Transcribe all the entries word for word, but omit the images.

═══ Supplied records

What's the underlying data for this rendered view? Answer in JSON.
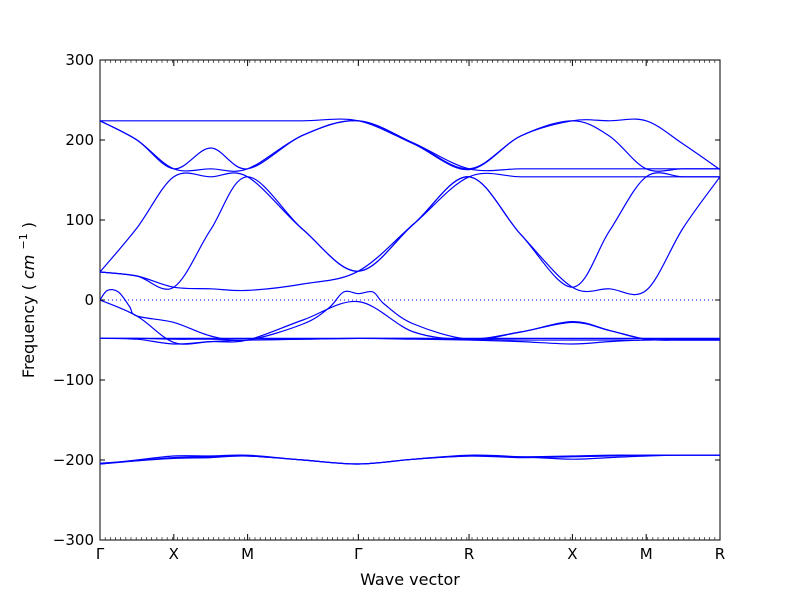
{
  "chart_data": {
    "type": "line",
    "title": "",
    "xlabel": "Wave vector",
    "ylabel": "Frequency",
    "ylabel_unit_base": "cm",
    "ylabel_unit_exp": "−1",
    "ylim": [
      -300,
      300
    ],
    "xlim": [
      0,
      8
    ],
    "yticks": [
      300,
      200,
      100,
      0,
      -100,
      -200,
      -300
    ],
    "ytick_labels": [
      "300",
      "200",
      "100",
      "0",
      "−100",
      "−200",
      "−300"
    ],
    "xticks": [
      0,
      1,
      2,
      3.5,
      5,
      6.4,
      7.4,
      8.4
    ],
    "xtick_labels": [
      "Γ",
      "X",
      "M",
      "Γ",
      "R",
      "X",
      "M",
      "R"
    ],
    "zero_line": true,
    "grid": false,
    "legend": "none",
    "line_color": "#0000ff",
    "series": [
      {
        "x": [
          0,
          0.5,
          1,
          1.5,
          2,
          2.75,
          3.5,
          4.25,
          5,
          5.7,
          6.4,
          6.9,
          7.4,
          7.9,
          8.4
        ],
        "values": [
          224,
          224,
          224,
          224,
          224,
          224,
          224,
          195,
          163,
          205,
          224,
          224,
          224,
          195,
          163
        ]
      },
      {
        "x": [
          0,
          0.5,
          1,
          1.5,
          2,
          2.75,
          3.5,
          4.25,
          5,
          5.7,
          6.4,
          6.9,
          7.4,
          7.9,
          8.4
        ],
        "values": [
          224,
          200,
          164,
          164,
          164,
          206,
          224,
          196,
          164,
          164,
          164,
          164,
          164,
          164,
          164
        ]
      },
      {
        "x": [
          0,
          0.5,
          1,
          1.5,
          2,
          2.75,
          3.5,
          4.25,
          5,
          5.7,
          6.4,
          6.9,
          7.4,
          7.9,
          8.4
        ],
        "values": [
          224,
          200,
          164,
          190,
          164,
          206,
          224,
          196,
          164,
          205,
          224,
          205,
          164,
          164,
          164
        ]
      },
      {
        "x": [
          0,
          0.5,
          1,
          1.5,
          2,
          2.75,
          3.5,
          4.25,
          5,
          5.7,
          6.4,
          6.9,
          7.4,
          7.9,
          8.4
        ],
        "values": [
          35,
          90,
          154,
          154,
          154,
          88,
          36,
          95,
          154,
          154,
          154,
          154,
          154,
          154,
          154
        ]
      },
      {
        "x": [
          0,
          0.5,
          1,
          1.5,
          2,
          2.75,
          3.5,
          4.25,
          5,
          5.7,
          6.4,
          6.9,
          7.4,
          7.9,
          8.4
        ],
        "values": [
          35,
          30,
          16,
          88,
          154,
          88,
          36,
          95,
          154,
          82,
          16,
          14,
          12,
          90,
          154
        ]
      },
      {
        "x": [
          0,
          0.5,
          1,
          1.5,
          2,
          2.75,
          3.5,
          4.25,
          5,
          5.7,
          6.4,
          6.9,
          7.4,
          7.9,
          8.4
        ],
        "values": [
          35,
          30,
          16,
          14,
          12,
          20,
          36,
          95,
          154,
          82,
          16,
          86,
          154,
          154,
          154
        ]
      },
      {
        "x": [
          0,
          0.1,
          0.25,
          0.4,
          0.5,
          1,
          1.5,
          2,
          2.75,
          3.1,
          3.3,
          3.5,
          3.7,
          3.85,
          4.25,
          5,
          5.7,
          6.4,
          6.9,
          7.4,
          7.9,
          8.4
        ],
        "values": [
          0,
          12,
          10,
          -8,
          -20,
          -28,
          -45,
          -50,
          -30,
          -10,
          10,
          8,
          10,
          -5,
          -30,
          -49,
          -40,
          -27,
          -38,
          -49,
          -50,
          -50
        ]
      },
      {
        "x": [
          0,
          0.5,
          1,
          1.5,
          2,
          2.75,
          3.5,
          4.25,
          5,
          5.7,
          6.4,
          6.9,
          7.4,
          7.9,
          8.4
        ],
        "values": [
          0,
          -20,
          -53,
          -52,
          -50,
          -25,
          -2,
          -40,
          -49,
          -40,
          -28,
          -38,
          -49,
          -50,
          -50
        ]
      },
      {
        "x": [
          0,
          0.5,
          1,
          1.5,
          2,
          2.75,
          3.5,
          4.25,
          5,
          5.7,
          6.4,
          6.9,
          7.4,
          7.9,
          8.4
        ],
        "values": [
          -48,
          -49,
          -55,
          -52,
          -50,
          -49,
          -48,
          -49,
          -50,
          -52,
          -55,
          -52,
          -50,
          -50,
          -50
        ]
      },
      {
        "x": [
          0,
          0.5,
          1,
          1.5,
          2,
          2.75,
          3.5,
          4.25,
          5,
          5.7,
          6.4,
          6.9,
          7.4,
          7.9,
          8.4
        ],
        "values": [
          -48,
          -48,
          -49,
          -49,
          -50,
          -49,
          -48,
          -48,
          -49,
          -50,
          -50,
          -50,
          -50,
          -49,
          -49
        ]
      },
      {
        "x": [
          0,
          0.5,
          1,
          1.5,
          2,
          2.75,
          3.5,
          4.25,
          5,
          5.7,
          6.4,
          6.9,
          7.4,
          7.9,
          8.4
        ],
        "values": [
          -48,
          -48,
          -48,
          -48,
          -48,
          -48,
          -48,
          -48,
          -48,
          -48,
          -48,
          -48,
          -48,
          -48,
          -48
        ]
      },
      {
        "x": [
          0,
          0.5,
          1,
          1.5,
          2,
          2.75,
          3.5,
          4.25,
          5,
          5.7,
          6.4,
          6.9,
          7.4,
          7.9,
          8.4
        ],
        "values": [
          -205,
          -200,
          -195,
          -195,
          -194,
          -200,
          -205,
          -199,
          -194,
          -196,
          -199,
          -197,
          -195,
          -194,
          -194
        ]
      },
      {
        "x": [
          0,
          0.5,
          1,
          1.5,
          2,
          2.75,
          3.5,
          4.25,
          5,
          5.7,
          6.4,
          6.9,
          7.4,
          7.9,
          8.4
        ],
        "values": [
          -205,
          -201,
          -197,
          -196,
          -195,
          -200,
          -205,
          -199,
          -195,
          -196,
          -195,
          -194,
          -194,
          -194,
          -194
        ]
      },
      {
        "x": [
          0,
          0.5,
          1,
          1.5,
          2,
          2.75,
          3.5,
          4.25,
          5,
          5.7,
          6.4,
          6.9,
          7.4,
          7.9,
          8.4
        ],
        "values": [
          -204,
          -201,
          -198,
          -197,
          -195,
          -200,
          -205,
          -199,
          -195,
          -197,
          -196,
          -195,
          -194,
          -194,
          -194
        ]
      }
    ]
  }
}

══════

**Answer for the task:**
What's the underlying data for this rendered view? Answer in JSON.
{
  "chart_data": {
    "type": "line",
    "title": "",
    "xlabel": "Wave vector",
    "ylabel": "Frequency",
    "ylabel_unit_base": "cm",
    "ylabel_unit_exp": "−1",
    "ylim": [
      -300,
      300
    ],
    "xlim": [
      0,
      8
    ],
    "yticks": [
      300,
      200,
      100,
      0,
      -100,
      -200,
      -300
    ],
    "ytick_labels": [
      "300",
      "200",
      "100",
      "0",
      "−100",
      "−200",
      "−300"
    ],
    "xticks": [
      0,
      1,
      2,
      3.5,
      5,
      6.4,
      7.4,
      8.4
    ],
    "xtick_labels": [
      "Γ",
      "X",
      "M",
      "Γ",
      "R",
      "X",
      "M",
      "R"
    ],
    "zero_line": true,
    "grid": false,
    "legend": "none",
    "line_color": "#0000ff",
    "series": [
      {
        "x": [
          0,
          0.5,
          1,
          1.5,
          2,
          2.75,
          3.5,
          4.25,
          5,
          5.7,
          6.4,
          6.9,
          7.4,
          7.9,
          8.4
        ],
        "values": [
          224,
          224,
          224,
          224,
          224,
          224,
          224,
          195,
          163,
          205,
          224,
          224,
          224,
          195,
          163
        ]
      },
      {
        "x": [
          0,
          0.5,
          1,
          1.5,
          2,
          2.75,
          3.5,
          4.25,
          5,
          5.7,
          6.4,
          6.9,
          7.4,
          7.9,
          8.4
        ],
        "values": [
          224,
          200,
          164,
          164,
          164,
          206,
          224,
          196,
          164,
          164,
          164,
          164,
          164,
          164,
          164
        ]
      },
      {
        "x": [
          0,
          0.5,
          1,
          1.5,
          2,
          2.75,
          3.5,
          4.25,
          5,
          5.7,
          6.4,
          6.9,
          7.4,
          7.9,
          8.4
        ],
        "values": [
          224,
          200,
          164,
          190,
          164,
          206,
          224,
          196,
          164,
          205,
          224,
          205,
          164,
          164,
          164
        ]
      },
      {
        "x": [
          0,
          0.5,
          1,
          1.5,
          2,
          2.75,
          3.5,
          4.25,
          5,
          5.7,
          6.4,
          6.9,
          7.4,
          7.9,
          8.4
        ],
        "values": [
          35,
          90,
          154,
          154,
          154,
          88,
          36,
          95,
          154,
          154,
          154,
          154,
          154,
          154,
          154
        ]
      },
      {
        "x": [
          0,
          0.5,
          1,
          1.5,
          2,
          2.75,
          3.5,
          4.25,
          5,
          5.7,
          6.4,
          6.9,
          7.4,
          7.9,
          8.4
        ],
        "values": [
          35,
          30,
          16,
          88,
          154,
          88,
          36,
          95,
          154,
          82,
          16,
          14,
          12,
          90,
          154
        ]
      },
      {
        "x": [
          0,
          0.5,
          1,
          1.5,
          2,
          2.75,
          3.5,
          4.25,
          5,
          5.7,
          6.4,
          6.9,
          7.4,
          7.9,
          8.4
        ],
        "values": [
          35,
          30,
          16,
          14,
          12,
          20,
          36,
          95,
          154,
          82,
          16,
          86,
          154,
          154,
          154
        ]
      },
      {
        "x": [
          0,
          0.1,
          0.25,
          0.4,
          0.5,
          1,
          1.5,
          2,
          2.75,
          3.1,
          3.3,
          3.5,
          3.7,
          3.85,
          4.25,
          5,
          5.7,
          6.4,
          6.9,
          7.4,
          7.9,
          8.4
        ],
        "values": [
          0,
          12,
          10,
          -8,
          -20,
          -28,
          -45,
          -50,
          -30,
          -10,
          10,
          8,
          10,
          -5,
          -30,
          -49,
          -40,
          -27,
          -38,
          -49,
          -50,
          -50
        ]
      },
      {
        "x": [
          0,
          0.5,
          1,
          1.5,
          2,
          2.75,
          3.5,
          4.25,
          5,
          5.7,
          6.4,
          6.9,
          7.4,
          7.9,
          8.4
        ],
        "values": [
          0,
          -20,
          -53,
          -52,
          -50,
          -25,
          -2,
          -40,
          -49,
          -40,
          -28,
          -38,
          -49,
          -50,
          -50
        ]
      },
      {
        "x": [
          0,
          0.5,
          1,
          1.5,
          2,
          2.75,
          3.5,
          4.25,
          5,
          5.7,
          6.4,
          6.9,
          7.4,
          7.9,
          8.4
        ],
        "values": [
          -48,
          -49,
          -55,
          -52,
          -50,
          -49,
          -48,
          -49,
          -50,
          -52,
          -55,
          -52,
          -50,
          -50,
          -50
        ]
      },
      {
        "x": [
          0,
          0.5,
          1,
          1.5,
          2,
          2.75,
          3.5,
          4.25,
          5,
          5.7,
          6.4,
          6.9,
          7.4,
          7.9,
          8.4
        ],
        "values": [
          -48,
          -48,
          -49,
          -49,
          -50,
          -49,
          -48,
          -48,
          -49,
          -50,
          -50,
          -50,
          -50,
          -49,
          -49
        ]
      },
      {
        "x": [
          0,
          0.5,
          1,
          1.5,
          2,
          2.75,
          3.5,
          4.25,
          5,
          5.7,
          6.4,
          6.9,
          7.4,
          7.9,
          8.4
        ],
        "values": [
          -48,
          -48,
          -48,
          -48,
          -48,
          -48,
          -48,
          -48,
          -48,
          -48,
          -48,
          -48,
          -48,
          -48,
          -48
        ]
      },
      {
        "x": [
          0,
          0.5,
          1,
          1.5,
          2,
          2.75,
          3.5,
          4.25,
          5,
          5.7,
          6.4,
          6.9,
          7.4,
          7.9,
          8.4
        ],
        "values": [
          -205,
          -200,
          -195,
          -195,
          -194,
          -200,
          -205,
          -199,
          -194,
          -196,
          -199,
          -197,
          -195,
          -194,
          -194
        ]
      },
      {
        "x": [
          0,
          0.5,
          1,
          1.5,
          2,
          2.75,
          3.5,
          4.25,
          5,
          5.7,
          6.4,
          6.9,
          7.4,
          7.9,
          8.4
        ],
        "values": [
          -205,
          -201,
          -197,
          -196,
          -195,
          -200,
          -205,
          -199,
          -195,
          -196,
          -195,
          -194,
          -194,
          -194,
          -194
        ]
      },
      {
        "x": [
          0,
          0.5,
          1,
          1.5,
          2,
          2.75,
          3.5,
          4.25,
          5,
          5.7,
          6.4,
          6.9,
          7.4,
          7.9,
          8.4
        ],
        "values": [
          -204,
          -201,
          -198,
          -197,
          -195,
          -200,
          -205,
          -199,
          -195,
          -197,
          -196,
          -195,
          -194,
          -194,
          -194
        ]
      }
    ]
  }
}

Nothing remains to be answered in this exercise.